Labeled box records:

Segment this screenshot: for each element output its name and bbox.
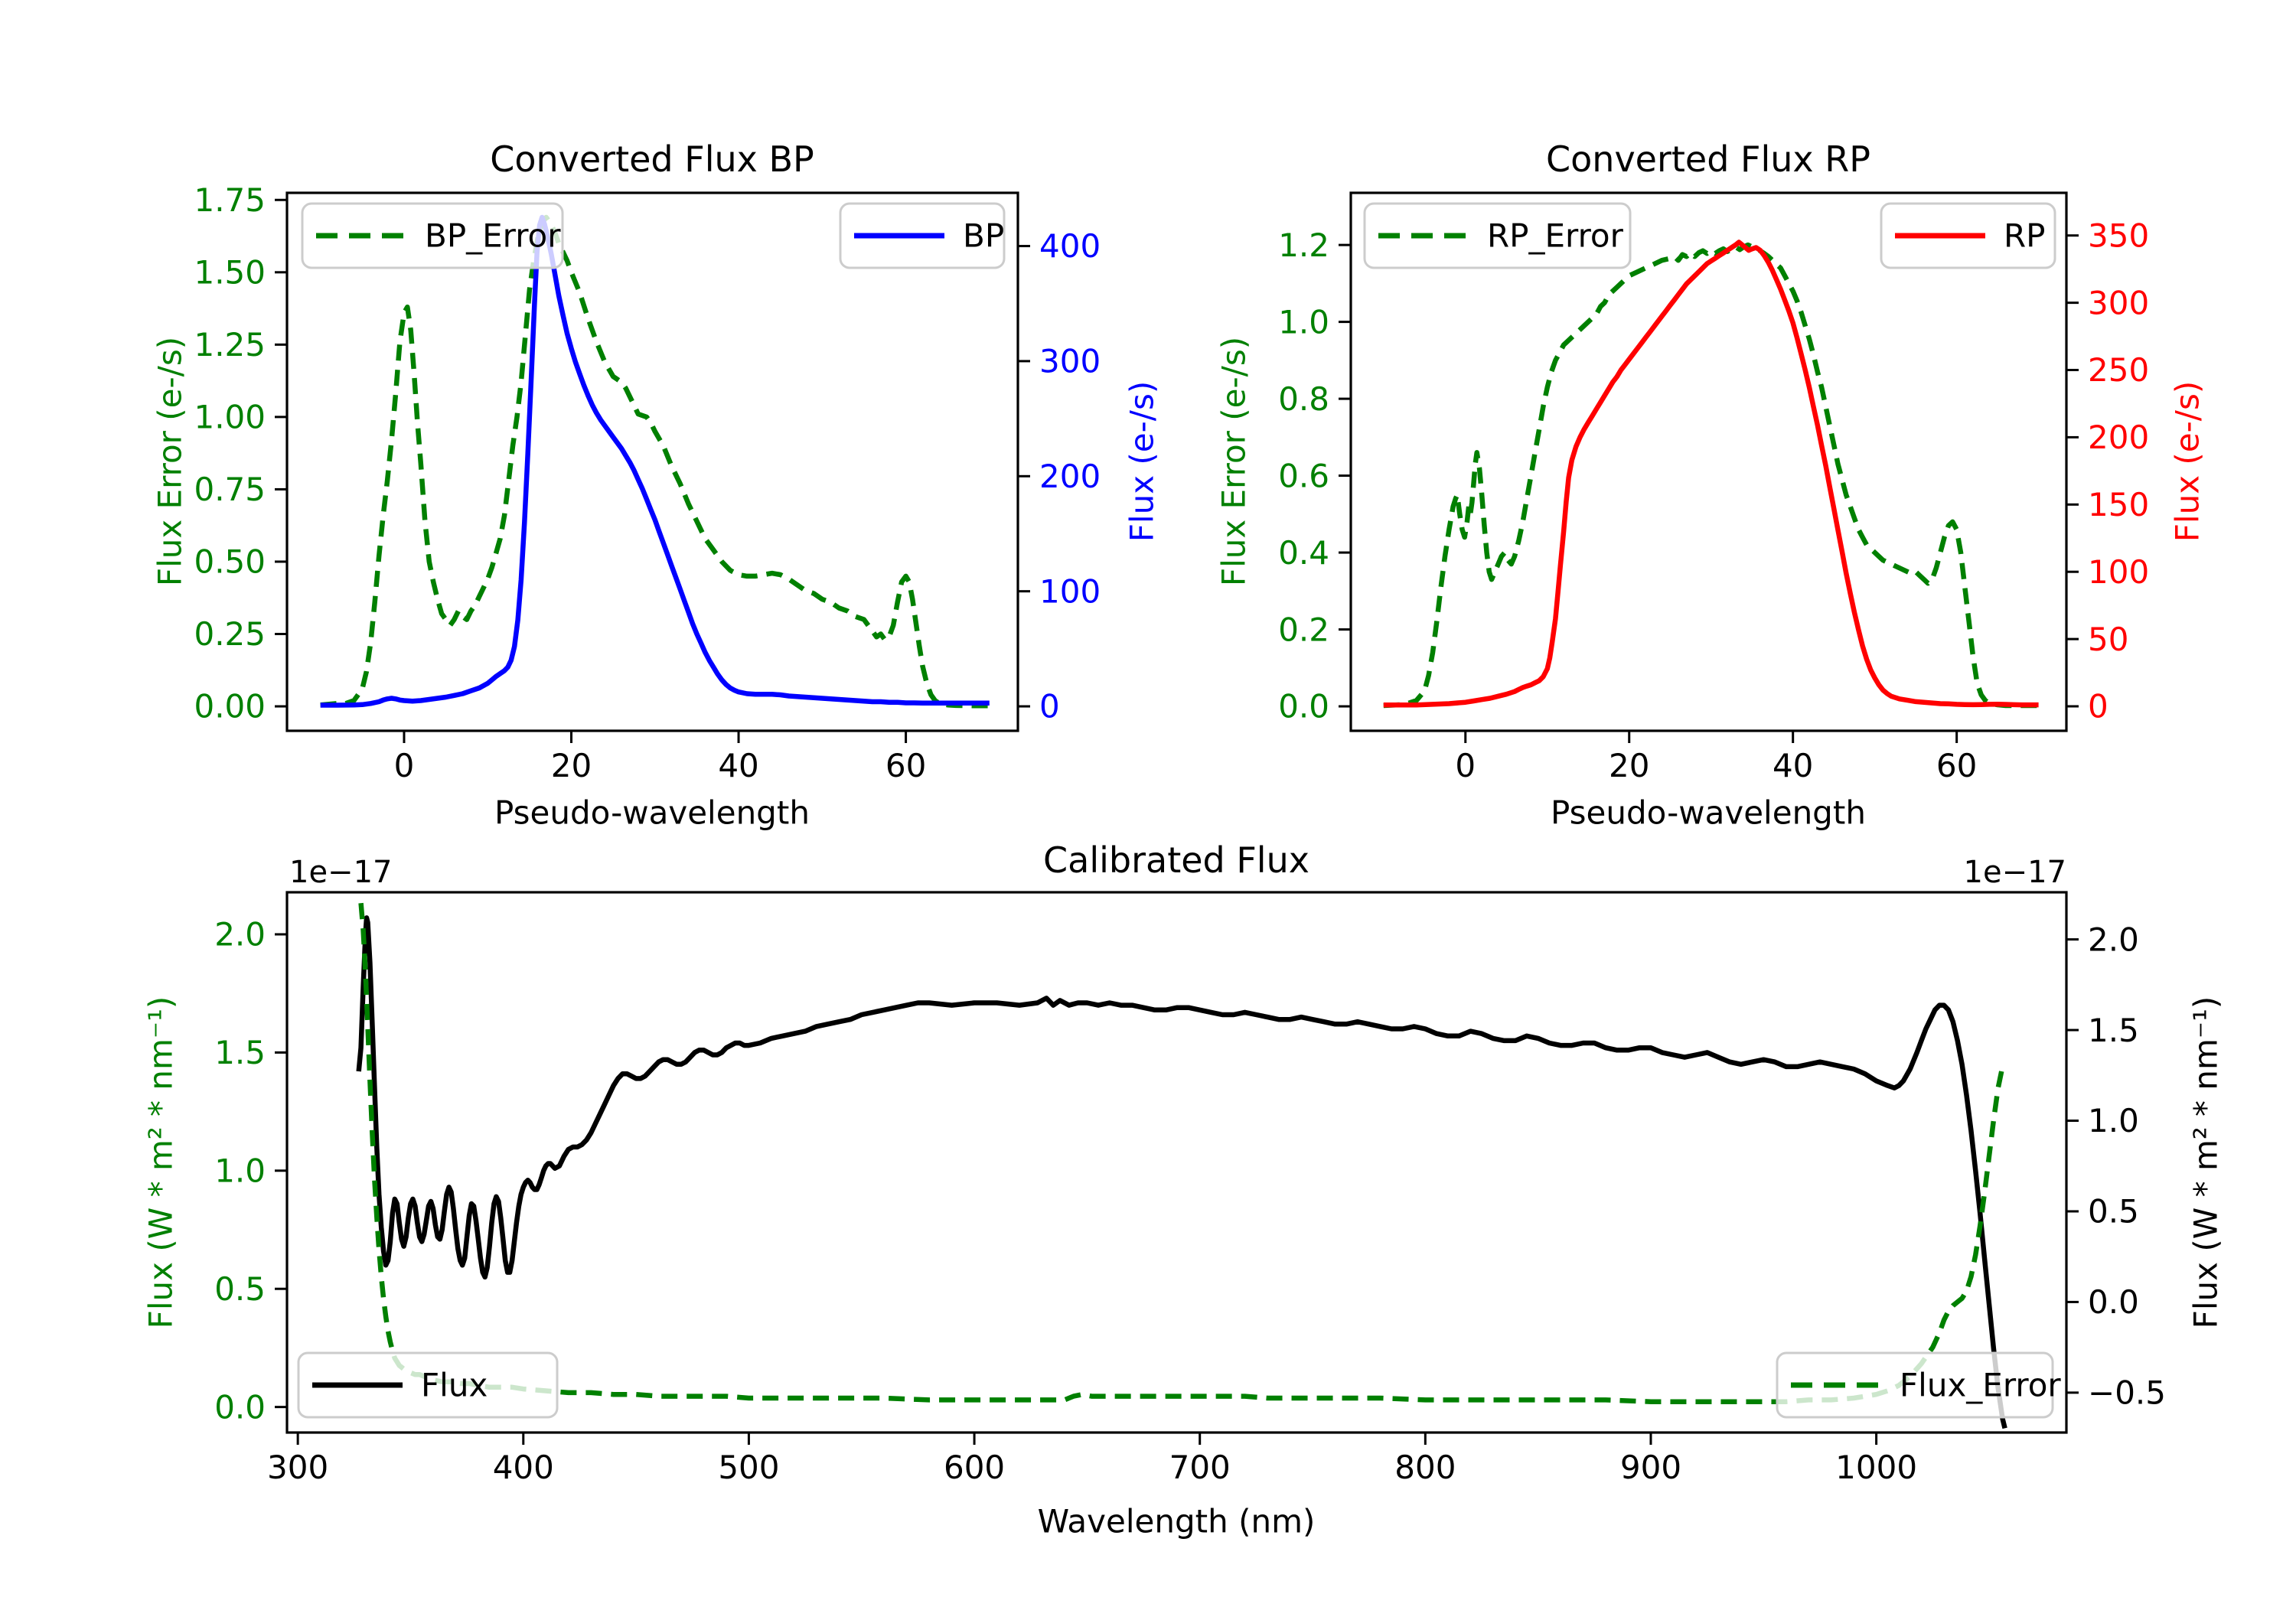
ylabel-calibrated-left: Flux (W * m² * nm⁻¹)	[142, 996, 180, 1329]
title-converted-flux-rp: Converted Flux RP	[1546, 139, 1870, 180]
bp-plot: 0 20 40 60 0.00 0.25 0.50 0.75 1.00 1.25 1.50 1.75 0…	[194, 181, 1101, 784]
y-left-tick-label: 1.2	[1278, 227, 1329, 264]
y-left-tick-label: 0.25	[194, 615, 266, 653]
xlabel-calibrated: Wavelength (nm)	[1037, 1502, 1316, 1540]
title-calibrated-flux: Calibrated Flux	[1043, 839, 1309, 881]
x-tick-label: 20	[1609, 747, 1649, 784]
title-converted-flux-bp: Converted Flux BP	[490, 139, 814, 180]
x-tick-label: 0	[394, 747, 415, 784]
y-right-tick-label: 100	[1039, 572, 1101, 610]
x-tick-label: 300	[267, 1449, 328, 1486]
y-right-tick-label: 300	[1039, 343, 1101, 380]
y-left-tick-label: 0.0	[1278, 688, 1329, 725]
y-left-tick-label: 1.5	[214, 1034, 266, 1071]
x-tick-label: 60	[1936, 747, 1977, 784]
y-left-tick-label: 0.4	[1278, 534, 1329, 572]
legend-label: BP	[963, 217, 1004, 255]
legend-box	[301, 202, 564, 269]
x-tick-label: 600	[944, 1449, 1005, 1486]
legend-label: RP_Error	[1487, 217, 1624, 255]
axes-frame	[285, 891, 2068, 1434]
flux-error-curve	[358, 902, 2005, 1404]
x-tick-label: 20	[551, 747, 592, 784]
y-left-tick-label: 0.50	[194, 543, 266, 581]
x-tick-label: 800	[1394, 1449, 1456, 1486]
x-tick-label: 1000	[1835, 1449, 1917, 1486]
y-right-tick-label: 2.0	[2088, 921, 2139, 958]
y-right-tick-label: 350	[2088, 217, 2149, 254]
ylabel-bp-right: Flux (e-/s)	[1123, 380, 1161, 543]
y-left-tick-label: 1.00	[194, 399, 266, 436]
y-left-tick-label: 1.50	[194, 254, 266, 292]
bp-curve	[320, 214, 990, 708]
y-left-tick-label: 1.25	[194, 326, 266, 363]
xlabel-rp: Pseudo-wavelength	[1551, 794, 1866, 832]
legend-label: RP	[2004, 217, 2046, 255]
rp-plot: 0 20 40 60 0.0 0.2 0.4 0.6 0.8 1.0 1.2 0 50 100 150 200…	[1278, 191, 2149, 784]
bp-error-curve	[320, 214, 990, 709]
y-right-tick-label: 200	[1039, 458, 1101, 495]
legend-label: Flux	[421, 1367, 488, 1404]
y-right-tick-label: −0.5	[2088, 1374, 2166, 1412]
y-left-tick-label: 1.0	[214, 1152, 266, 1190]
y-right-tick-label: 50	[2088, 621, 2128, 658]
x-tick-label: 60	[885, 747, 926, 784]
y-left-tick-label: 0.0	[214, 1388, 266, 1426]
flux-curve	[356, 915, 2007, 1429]
y-right-tick-label: 0	[2088, 688, 2108, 725]
y-right-tick-label: 400	[1039, 227, 1101, 265]
y-left-tick-label: 0.8	[1278, 380, 1329, 418]
axes-frame	[1349, 191, 2068, 732]
legend-label: Flux_Error	[1900, 1367, 2061, 1404]
y-right-tick-label: 1.5	[2088, 1012, 2139, 1049]
y-right-tick-label: 100	[2088, 553, 2149, 591]
y-left-tick-label: 0.00	[194, 688, 266, 725]
x-tick-label: 40	[718, 747, 758, 784]
y-left-tick-label: 1.0	[1278, 303, 1329, 341]
y-right-tick-label: 0	[1039, 688, 1060, 725]
x-tick-label: 700	[1169, 1449, 1231, 1486]
ylabel-rp-left: Flux Error (e-/s)	[1215, 336, 1253, 587]
y-left-tick-label: 0.2	[1278, 611, 1329, 648]
x-tick-label: 500	[718, 1449, 779, 1486]
y-right-tick-label: 300	[2088, 284, 2149, 321]
y-left-tick-label: 1.75	[194, 181, 266, 219]
y-right-tick-label: 200	[2088, 419, 2149, 456]
y-right-tick-label: 0.5	[2088, 1193, 2139, 1231]
legend-box	[297, 1351, 559, 1419]
legend-box	[1776, 1351, 2054, 1419]
x-tick-label: 400	[493, 1449, 554, 1486]
y-right-tick-label: 250	[2088, 351, 2149, 389]
calibrated-plot: 300 400 500 600 700 800 900 1000 0.0 0.5 1.0 1.5 2.0…	[214, 891, 2166, 1486]
y-right-tick-label: 150	[2088, 486, 2149, 523]
y-right-tick-label: 0.0	[2088, 1283, 2139, 1321]
offset-text-right: 1e−17	[1963, 855, 2066, 890]
x-tick-label: 0	[1455, 747, 1476, 784]
x-tick-label: 900	[1620, 1449, 1681, 1486]
ylabel-calibrated-right: Flux (W * m² * nm⁻¹)	[2187, 996, 2225, 1329]
ylabel-rp-right: Flux (e-/s)	[2168, 380, 2206, 543]
y-left-tick-label: 2.0	[214, 916, 266, 953]
rp-curve	[1383, 240, 2039, 708]
rp-error-curve	[1383, 242, 2039, 709]
legend-label: BP_Error	[425, 217, 561, 255]
x-tick-label: 40	[1773, 747, 1813, 784]
axes-frame	[285, 191, 1019, 732]
y-left-tick-label: 0.6	[1278, 457, 1329, 494]
offset-text-left: 1e−17	[289, 855, 393, 890]
y-left-tick-label: 0.75	[194, 471, 266, 508]
legend-box	[1363, 202, 1632, 269]
y-right-tick-label: 1.0	[2088, 1102, 2139, 1139]
y-left-tick-label: 0.5	[214, 1270, 266, 1308]
ylabel-bp-left: Flux Error (e-/s)	[151, 336, 189, 587]
xlabel-bp: Pseudo-wavelength	[494, 794, 810, 832]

What to produce
Recast all of the lines above as a Markdown table with two columns: Row, holding the row number, and Line, holding the line itself. Skip blank lines and leave the pictures out.

Answer to the task
| Row | Line |
|---|---|
| 1 | Segment this screenshot: for each element output its name and bbox. |
| 2 | ylabel-calibrated-left: Flux (W * m² * nm⁻¹)	[142, 996, 180, 1329] |
| 3 | title-converted-flux-rp: Converted Flux RP	[1546, 139, 1870, 180] |
| 4 | bp-plot: 0 20 40 60 0.00 0.25 0.50 0.75 1.00 1.25 1.50 1.75 0…	[194, 181, 1101, 784] |
| 5 | y-left-tick-label: 1.2	[1278, 227, 1329, 264] |
| 6 | y-left-tick-label: 0.25	[194, 615, 266, 653] |
| 7 | xlabel-calibrated: Wavelength (nm)	[1037, 1502, 1316, 1540] |
| 8 | title-calibrated-flux: Calibrated Flux	[1043, 839, 1309, 881] |
| 9 | x-tick-label: 20	[1609, 747, 1649, 784] |
| 10 | title-converted-flux-bp: Converted Flux BP	[490, 139, 814, 180] |
| 11 | x-tick-label: 0	[394, 747, 415, 784] |
| 12 | y-right-tick-label: 100	[1039, 572, 1101, 610] |
| 13 | x-tick-label: 300	[267, 1449, 328, 1486] |
| 14 | y-right-tick-label: 300	[1039, 343, 1101, 380] |
| 15 | y-left-tick-label: 0.0	[1278, 688, 1329, 725] |
| 16 | y-left-tick-label: 1.5	[214, 1034, 266, 1071] |
| 17 | x-tick-label: 60	[1936, 747, 1977, 784] |
| 18 | y-left-tick-label: 0.4	[1278, 534, 1329, 572] |
| 19 | legend-label: BP	[963, 217, 1004, 255] |
| 20 | legend-box	[301, 202, 564, 269] |
| 21 | x-tick-label: 600	[944, 1449, 1005, 1486] |
| 22 | legend-label: RP_Error	[1487, 217, 1624, 255] |
| 23 | axes-frame	[285, 891, 2068, 1434] |
| 24 | flux-error-curve	[358, 902, 2005, 1404] |
| 25 | x-tick-label: 20	[551, 747, 592, 784] |
| 26 | y-left-tick-label: 0.50	[194, 543, 266, 581] |
| 27 | x-tick-label: 800	[1394, 1449, 1456, 1486] |
| 28 | x-tick-label: 1000	[1835, 1449, 1917, 1486] |
| 29 | y-right-tick-label: 2.0	[2088, 921, 2139, 958] |
| 30 | y-right-tick-label: 350	[2088, 217, 2149, 254] |
| 31 | ylabel-bp-right: Flux (e-/s)	[1123, 380, 1161, 543] |
| 32 | y-left-tick-label: 1.00	[194, 399, 266, 436] |
| 33 | y-left-tick-label: 1.50	[194, 254, 266, 292] |
| 34 | bp-curve	[320, 214, 990, 708] |
| 35 | y-left-tick-label: 1.25	[194, 326, 266, 363] |
| 36 | xlabel-rp: Pseudo-wavelength	[1551, 794, 1866, 832] |
| 37 | legend-label: RP	[2004, 217, 2046, 255] |
| 38 | rp-plot: 0 20 40 60 0.0 0.2 0.4 0.6 0.8 1.0 1.2 0 50 100 150 200…	[1278, 191, 2149, 784] |
| 39 | bp-error-curve	[320, 214, 990, 709] |
| 40 | y-right-tick-label: 200	[1039, 458, 1101, 495] |
| 41 | legend-label: Flux	[421, 1367, 488, 1404] |
| 42 | y-right-tick-label: −0.5	[2088, 1374, 2166, 1412] |
| 43 | y-left-tick-label: 1.0	[214, 1152, 266, 1190] |
| 44 | y-right-tick-label: 50	[2088, 621, 2128, 658] |
| 45 | x-tick-label: 60	[885, 747, 926, 784] |
| 46 | y-left-tick-label: 0.0	[214, 1388, 266, 1426] |
| 47 | flux-curve	[356, 915, 2007, 1429] |
| 48 | y-right-tick-label: 0	[2088, 688, 2108, 725] |
| 49 | y-right-tick-label: 400	[1039, 227, 1101, 265] |
| 50 | y-left-tick-label: 0.8	[1278, 380, 1329, 418] |
| 51 | axes-frame	[1349, 191, 2068, 732] |
| 52 | legend-label: Flux_Error	[1900, 1367, 2061, 1404] |
| 53 | y-right-tick-label: 1.5	[2088, 1012, 2139, 1049] |
| 54 | y-right-tick-label: 100	[2088, 553, 2149, 591] |
| 55 | y-left-tick-label: 0.00	[194, 688, 266, 725] |
| 56 | x-tick-label: 40	[718, 747, 758, 784] |
| 57 | y-left-tick-label: 1.0	[1278, 303, 1329, 341] |
| 58 | y-right-tick-label: 0	[1039, 688, 1060, 725] |
| 59 | x-tick-label: 700	[1169, 1449, 1231, 1486] |
| 60 | ylabel-rp-left: Flux Error (e-/s)	[1215, 336, 1253, 587] |
| 61 | y-left-tick-label: 0.2	[1278, 611, 1329, 648] |
| 62 | x-tick-label: 500	[718, 1449, 779, 1486] |
| 63 | y-right-tick-label: 300	[2088, 284, 2149, 321] |
| 64 | y-left-tick-label: 1.75	[194, 181, 266, 219] |
| 65 | y-right-tick-label: 200	[2088, 419, 2149, 456] |
| 66 | y-right-tick-label: 0.5	[2088, 1193, 2139, 1231] |
| 67 | legend-box	[297, 1351, 559, 1419] |
| 68 | legend-box	[1776, 1351, 2054, 1419] |
| 69 | x-tick-label: 400	[493, 1449, 554, 1486] |
| 70 | y-right-tick-label: 250	[2088, 351, 2149, 389] |
| 71 | calibrated-plot: 300 400 500 600 700 800 900 1000 0.0 0.5 1.0 1.5 2.0…	[214, 891, 2166, 1486] |
| 72 | y-right-tick-label: 150	[2088, 486, 2149, 523] |
| 73 | y-right-tick-label: 0.0	[2088, 1283, 2139, 1321] |
| 74 | offset-text-right: 1e−17	[1963, 855, 2066, 890] |
| 75 | x-tick-label: 0	[1455, 747, 1476, 784] |
| 76 | x-tick-label: 900	[1620, 1449, 1681, 1486] |
| 77 | ylabel-calibrated-right: Flux (W * m² * nm⁻¹)	[2187, 996, 2225, 1329] |
| 78 | ylabel-rp-right: Flux (e-/s)	[2168, 380, 2206, 543] |
| 79 | y-left-tick-label: 2.0	[214, 916, 266, 953] |
| 80 | rp-curve	[1383, 240, 2039, 708] |
| 81 | rp-error-curve	[1383, 242, 2039, 709] |
| 82 | legend-label: BP_Error	[425, 217, 561, 255] |
| 83 | x-tick-label: 40	[1773, 747, 1813, 784] |
| 84 | axes-frame	[285, 191, 1019, 732] |
| 85 | y-left-tick-label: 0.6	[1278, 457, 1329, 494] |
| 86 | offset-text-left: 1e−17	[289, 855, 393, 890] |
| 87 | y-left-tick-label: 0.75	[194, 471, 266, 508] |
| 88 | legend-box	[1363, 202, 1632, 269] |
| 89 | y-right-tick-label: 1.0	[2088, 1102, 2139, 1139] |
| 90 | y-left-tick-label: 0.5	[214, 1270, 266, 1308] |
| 91 | ylabel-bp-left: Flux Error (e-/s)	[151, 336, 189, 587] |
| 92 | xlabel-bp: Pseudo-wavelength	[494, 794, 810, 832] |